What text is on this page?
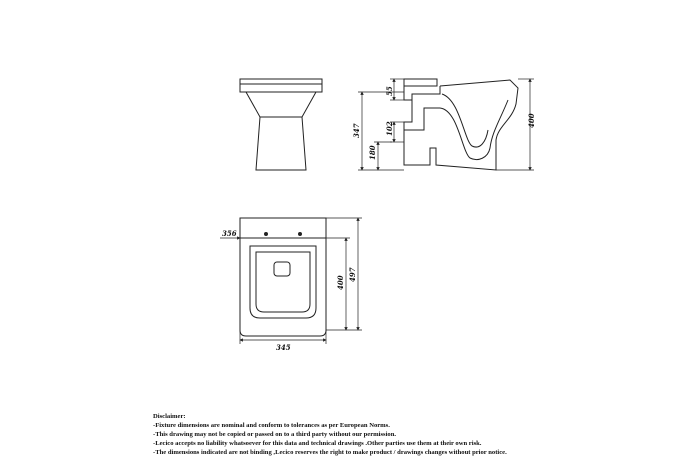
400
55
347	102
180
356
400
497
345
Disclaimer:
-Fixture dimensions are nominal and conform to tolerances as per European Norms.
-This drawing may not be copied or passed on to a third party without our permission.
-Lecico accepts no liability whatsoever for this data and technical drawings .Other parties use them at their own risk.
-The dimensions indicated are not binding ,Lecico reserves the right to make product / drawings changes without prior notice.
********************
**Task prompt:** Reproduce the data word for word, excluding its pictures.

**Answer to this exercise:**
What text is on this page?
400
55
347	102
180
356
400
497
345
Disclaimer:
-Fixture dimensions are nominal and conform to tolerances as per European Norms.
-This drawing may not be copied or passed on to a third party without our permission.
-Lecico accepts no liability whatsoever for this data and technical drawings .Other parties use them at their own risk.
-The dimensions indicated are not binding ,Lecico reserves the right to make product / drawings changes without prior notice.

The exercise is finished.